Work instructions: Lift every line from the entries that includes the word "bills".

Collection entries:
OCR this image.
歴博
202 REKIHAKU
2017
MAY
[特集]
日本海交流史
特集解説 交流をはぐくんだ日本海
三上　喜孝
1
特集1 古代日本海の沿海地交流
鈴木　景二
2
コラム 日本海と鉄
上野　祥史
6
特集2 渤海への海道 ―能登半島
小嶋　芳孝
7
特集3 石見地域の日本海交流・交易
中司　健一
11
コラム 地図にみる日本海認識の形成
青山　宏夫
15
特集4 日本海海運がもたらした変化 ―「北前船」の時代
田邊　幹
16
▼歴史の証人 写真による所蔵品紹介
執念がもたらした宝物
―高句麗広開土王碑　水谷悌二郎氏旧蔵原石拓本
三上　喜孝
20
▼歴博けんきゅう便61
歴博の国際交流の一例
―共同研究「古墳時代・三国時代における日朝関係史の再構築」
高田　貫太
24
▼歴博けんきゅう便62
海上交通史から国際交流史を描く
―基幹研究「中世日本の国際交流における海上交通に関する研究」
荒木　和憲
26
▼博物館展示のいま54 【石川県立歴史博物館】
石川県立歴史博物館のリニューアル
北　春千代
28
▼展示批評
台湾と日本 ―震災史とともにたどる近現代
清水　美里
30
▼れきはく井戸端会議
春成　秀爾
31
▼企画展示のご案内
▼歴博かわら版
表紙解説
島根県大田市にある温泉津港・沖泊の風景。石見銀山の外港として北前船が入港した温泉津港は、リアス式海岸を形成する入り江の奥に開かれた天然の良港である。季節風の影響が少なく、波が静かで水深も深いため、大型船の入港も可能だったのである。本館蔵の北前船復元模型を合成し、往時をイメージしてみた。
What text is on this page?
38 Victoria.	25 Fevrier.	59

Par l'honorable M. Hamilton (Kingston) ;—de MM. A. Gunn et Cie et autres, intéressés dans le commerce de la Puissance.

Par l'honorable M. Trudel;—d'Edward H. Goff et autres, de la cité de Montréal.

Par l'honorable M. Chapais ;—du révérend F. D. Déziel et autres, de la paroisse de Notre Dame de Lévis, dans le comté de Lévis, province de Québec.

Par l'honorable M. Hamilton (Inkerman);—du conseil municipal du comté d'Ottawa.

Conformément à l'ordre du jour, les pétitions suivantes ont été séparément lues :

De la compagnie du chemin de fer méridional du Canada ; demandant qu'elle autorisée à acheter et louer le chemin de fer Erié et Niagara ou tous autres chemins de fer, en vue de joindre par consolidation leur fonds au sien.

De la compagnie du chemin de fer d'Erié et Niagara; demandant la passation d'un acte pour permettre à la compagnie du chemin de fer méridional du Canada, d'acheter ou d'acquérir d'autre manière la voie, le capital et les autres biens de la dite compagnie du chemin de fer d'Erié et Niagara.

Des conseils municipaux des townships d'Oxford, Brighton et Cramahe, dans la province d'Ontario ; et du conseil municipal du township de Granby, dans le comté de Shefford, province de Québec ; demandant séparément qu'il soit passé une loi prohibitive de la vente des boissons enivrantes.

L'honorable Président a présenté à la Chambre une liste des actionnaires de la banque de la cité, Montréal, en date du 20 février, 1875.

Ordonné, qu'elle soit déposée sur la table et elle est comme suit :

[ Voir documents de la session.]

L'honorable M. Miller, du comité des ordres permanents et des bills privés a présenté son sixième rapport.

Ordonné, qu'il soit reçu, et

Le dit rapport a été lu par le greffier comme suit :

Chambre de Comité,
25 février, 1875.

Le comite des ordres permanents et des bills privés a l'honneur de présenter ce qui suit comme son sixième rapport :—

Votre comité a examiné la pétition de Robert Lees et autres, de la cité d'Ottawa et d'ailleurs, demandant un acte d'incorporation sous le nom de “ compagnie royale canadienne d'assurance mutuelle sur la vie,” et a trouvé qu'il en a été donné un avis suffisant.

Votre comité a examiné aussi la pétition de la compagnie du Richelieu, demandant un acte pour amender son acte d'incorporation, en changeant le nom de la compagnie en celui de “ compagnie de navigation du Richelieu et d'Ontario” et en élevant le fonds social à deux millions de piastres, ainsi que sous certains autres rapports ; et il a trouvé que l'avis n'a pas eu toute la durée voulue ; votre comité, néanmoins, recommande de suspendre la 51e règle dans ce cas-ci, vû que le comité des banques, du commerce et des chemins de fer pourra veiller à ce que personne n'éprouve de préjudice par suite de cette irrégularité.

Solution below:
L'honorable M. Miller, du comité des ordres permanents et des bills privés a présenté son sixième rapport.
Le comite des ordres permanents et des bills privés a l'honneur de présenter ce qui suit comme son sixième rapport :—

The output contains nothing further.